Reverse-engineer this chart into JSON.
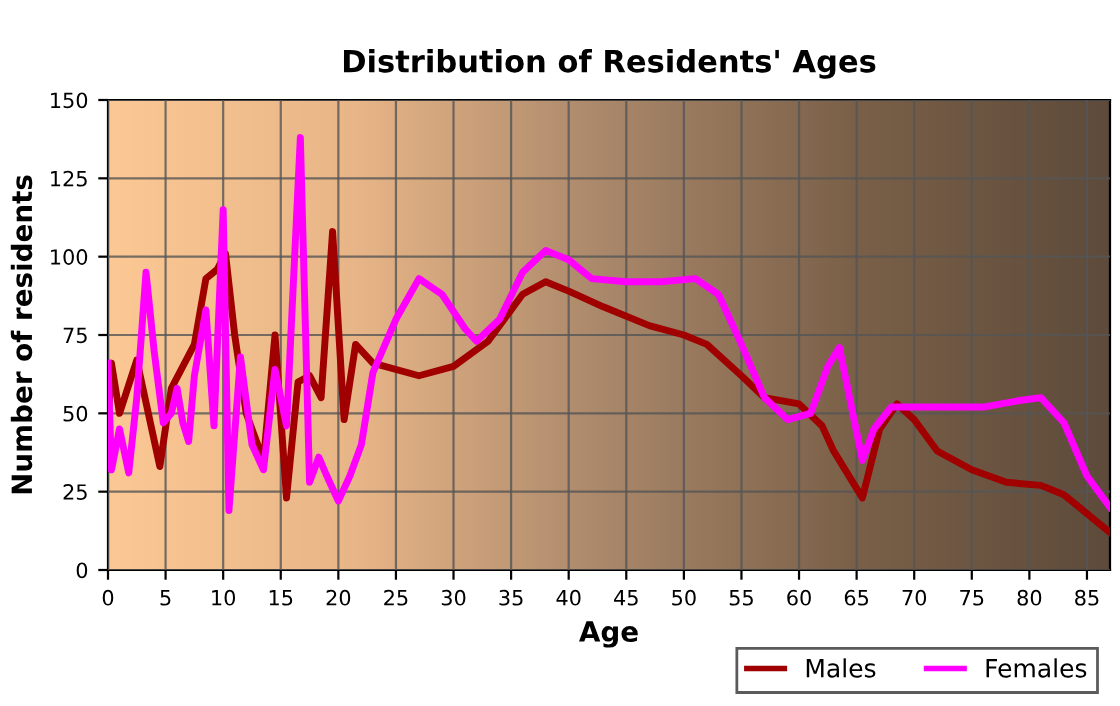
{
  "chart_data": {
    "type": "line",
    "title": "Distribution of Residents' Ages",
    "xlabel": "Age",
    "ylabel": "Number of residents",
    "xlim": [
      0,
      87
    ],
    "xticks": [
      0,
      5,
      10,
      15,
      20,
      25,
      30,
      35,
      40,
      45,
      50,
      55,
      60,
      65,
      70,
      75,
      80,
      85
    ],
    "ylim": [
      0,
      150
    ],
    "yticks": [
      0,
      25,
      50,
      75,
      100,
      125,
      150
    ],
    "grid": true,
    "legend": "bottom right",
    "marker": "none",
    "line_style": "solid",
    "series": [
      {
        "name": "Males",
        "color": "#a00000",
        "x": [
          0,
          0.3,
          1,
          2.5,
          4.5,
          5.5,
          7.5,
          8.5,
          9.5,
          10.2,
          11,
          12,
          13.5,
          14.5,
          15.5,
          16.5,
          17.5,
          18.5,
          19.5,
          20.5,
          21.5,
          23,
          27,
          30,
          33,
          36,
          38,
          40,
          43,
          47,
          50,
          52,
          55,
          57,
          60,
          62,
          63,
          65.5,
          67,
          68.5,
          70,
          72,
          75,
          78,
          81,
          83,
          87
        ],
        "values": [
          47,
          66,
          50,
          67,
          33,
          58,
          72,
          93,
          96,
          101,
          75,
          50,
          35,
          75,
          23,
          60,
          62,
          55,
          108,
          48,
          72,
          66,
          62,
          65,
          73,
          88,
          92,
          89,
          84,
          78,
          75,
          72,
          62,
          55,
          53,
          46,
          38,
          23,
          45,
          53,
          48,
          38,
          32,
          28,
          27,
          24,
          12
        ]
      },
      {
        "name": "Females",
        "color": "#ff00ff",
        "x": [
          0,
          0.3,
          1,
          1.8,
          2.5,
          3.3,
          4,
          4.8,
          5.5,
          6,
          6.5,
          7,
          7.5,
          8.5,
          9.2,
          10,
          10.5,
          11.5,
          12.5,
          13.5,
          14.5,
          15.5,
          16.7,
          17.5,
          18.3,
          19,
          20,
          21,
          22,
          23,
          25,
          27,
          29,
          31,
          32,
          34,
          36,
          38,
          40,
          42,
          45,
          48,
          51,
          53,
          55,
          57,
          59,
          61,
          62.5,
          63.5,
          65.5,
          66.5,
          68,
          72,
          76,
          79,
          81,
          83,
          85,
          87
        ],
        "values": [
          66,
          32,
          45,
          31,
          55,
          95,
          70,
          47,
          50,
          58,
          47,
          41,
          62,
          83,
          46,
          115,
          19,
          68,
          40,
          32,
          64,
          46,
          138,
          28,
          36,
          30,
          22,
          30,
          40,
          63,
          80,
          93,
          88,
          77,
          73,
          80,
          95,
          102,
          99,
          93,
          92,
          92,
          93,
          88,
          72,
          55,
          48,
          50,
          65,
          71,
          35,
          45,
          52,
          52,
          52,
          54,
          55,
          47,
          30,
          20
        ]
      }
    ]
  }
}
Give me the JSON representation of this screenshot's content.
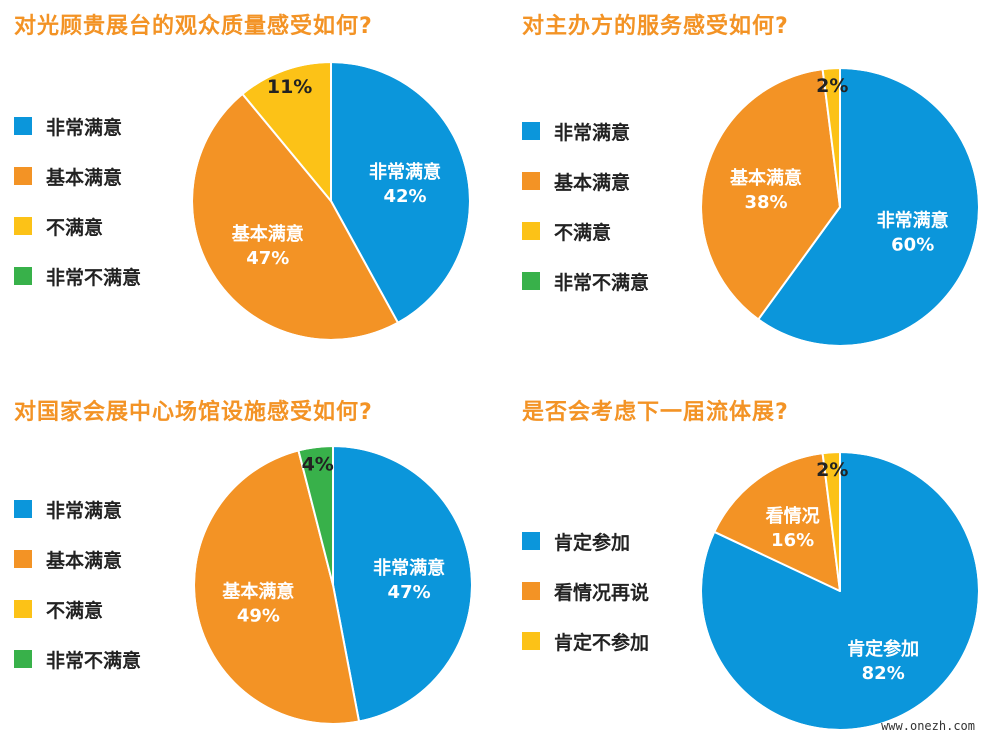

Set task: All of the material above is to be copied exactly, except for its images.

Solution for this task:
Reverse-engineer this chart into JSON.
{
  "chart_data": {
    "type": "line",
    "title": "Distribution of Residents' Ages",
    "xlabel": "Age",
    "ylabel": "Number of residents",
    "xlim": [
      0,
      87
    ],
    "xticks": [
      0,
      5,
      10,
      15,
      20,
      25,
      30,
      35,
      40,
      45,
      50,
      55,
      60,
      65,
      70,
      75,
      80,
      85
    ],
    "ylim": [
      0,
      150
    ],
    "yticks": [
      0,
      25,
      50,
      75,
      100,
      125,
      150
    ],
    "grid": true,
    "legend": "bottom right",
    "marker": "none",
    "line_style": "solid",
    "series": [
      {
        "name": "Males",
        "color": "#a00000",
        "x": [
          0,
          0.3,
          1,
          2.5,
          4.5,
          5.5,
          7.5,
          8.5,
          9.5,
          10.2,
          11,
          12,
          13.5,
          14.5,
          15.5,
          16.5,
          17.5,
          18.5,
          19.5,
          20.5,
          21.5,
          23,
          27,
          30,
          33,
          36,
          38,
          40,
          43,
          47,
          50,
          52,
          55,
          57,
          60,
          62,
          63,
          65.5,
          67,
          68.5,
          70,
          72,
          75,
          78,
          81,
          83,
          87
        ],
        "values": [
          47,
          66,
          50,
          67,
          33,
          58,
          72,
          93,
          96,
          101,
          75,
          50,
          35,
          75,
          23,
          60,
          62,
          55,
          108,
          48,
          72,
          66,
          62,
          65,
          73,
          88,
          92,
          89,
          84,
          78,
          75,
          72,
          62,
          55,
          53,
          46,
          38,
          23,
          45,
          53,
          48,
          38,
          32,
          28,
          27,
          24,
          12
        ]
      },
      {
        "name": "Females",
        "color": "#ff00ff",
        "x": [
          0,
          0.3,
          1,
          1.8,
          2.5,
          3.3,
          4,
          4.8,
          5.5,
          6,
          6.5,
          7,
          7.5,
          8.5,
          9.2,
          10,
          10.5,
          11.5,
          12.5,
          13.5,
          14.5,
          15.5,
          16.7,
          17.5,
          18.3,
          19,
          20,
          21,
          22,
          23,
          25,
          27,
          29,
          31,
          32,
          34,
          36,
          38,
          40,
          42,
          45,
          48,
          51,
          53,
          55,
          57,
          59,
          61,
          62.5,
          63.5,
          65.5,
          66.5,
          68,
          72,
          76,
          79,
          81,
          83,
          85,
          87
        ],
        "values": [
          66,
          32,
          45,
          31,
          55,
          95,
          70,
          47,
          50,
          58,
          47,
          41,
          62,
          83,
          46,
          115,
          19,
          68,
          40,
          32,
          64,
          46,
          138,
          28,
          36,
          30,
          22,
          30,
          40,
          63,
          80,
          93,
          88,
          77,
          73,
          80,
          95,
          102,
          99,
          93,
          92,
          92,
          93,
          88,
          72,
          55,
          48,
          50,
          65,
          71,
          35,
          45,
          52,
          52,
          52,
          54,
          55,
          47,
          30,
          20
        ]
      }
    ]
  }
}
Give me the JSON representation of this screenshot's content.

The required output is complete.